* Records supplied:
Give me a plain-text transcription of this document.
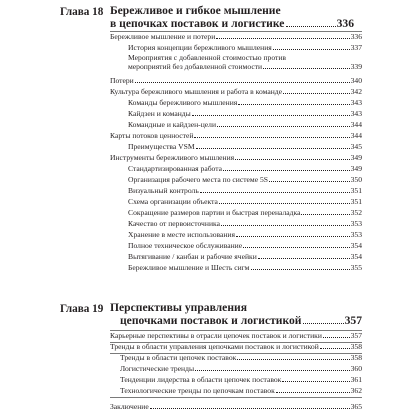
Глава 18 Бережливое и гибкое мышление
в цепочках поставок и логистике	336
Бережливое мышление и потери	336
История концепции бережливого мышления	337
Мероприятия с добавленной стоимостью против
мероприятий без добавленной стоимости	339
Потери	340
Культура бережливого мышления и работа в команде	342
Команды бережливого мышления	343
Кайдзен и команды	343
Командные и кайдзен-цели	344
Карты потоков ценностей	344
Преимущества VSM	345
Инструменты бережливого мышления	349
Стандартизированная работа	349
Организация рабочего места по системе 5S	350
Визуальный контроль	351
Схема организации объекта	351
Сокращение размеров партии и быстрая переналадка	352
Качество от первоисточника	353
Хранение в месте использования	353
Полное техническое обслуживание	354
Вытягивание / канбан и рабочие ячейки	354
Бережливое мышление и Шесть сигм	355
Глава 19 Перспективы управления
цепочками поставок и логистикой	357
Карьерные перспективы в отрасли цепочек поставок и логистики	357
Тренды в области управления цепочками поставок и логистикой	358
Тренды в области цепочек поставок	358
Логистические тренды	360
Тенденции лидерства в области цепочек поставок	361
Технологические тренды по цепочкам поставок	362
Заключение	365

* Stated problem: All the records above need to be given again word for word. Skip the pictures.

* Task result:
Give me a plain-text transcription of this document.
Глава 18 Бережливое и гибкое мышление
в цепочках поставок и логистике	336
Бережливое мышление и потери	336
История концепции бережливого мышления	337
Мероприятия с добавленной стоимостью против
мероприятий без добавленной стоимости	339
Потери	340
Культура бережливого мышления и работа в команде	342
Команды бережливого мышления	343
Кайдзен и команды	343
Командные и кайдзен-цели	344
Карты потоков ценностей	344
Преимущества VSM	345
Инструменты бережливого мышления	349
Стандартизированная работа	349
Организация рабочего места по системе 5S	350
Визуальный контроль	351
Схема организации объекта	351
Сокращение размеров партии и быстрая переналадка	352
Качество от первоисточника	353
Хранение в месте использования	353
Полное техническое обслуживание	354
Вытягивание / канбан и рабочие ячейки	354
Бережливое мышление и Шесть сигм	355
Глава 19 Перспективы управления
цепочками поставок и логистикой	357
Карьерные перспективы в отрасли цепочек поставок и логистики	357
Тренды в области управления цепочками поставок и логистикой	358
Тренды в области цепочек поставок	358
Логистические тренды	360
Тенденции лидерства в области цепочек поставок	361
Технологические тренды по цепочкам поставок	362
Заключение	365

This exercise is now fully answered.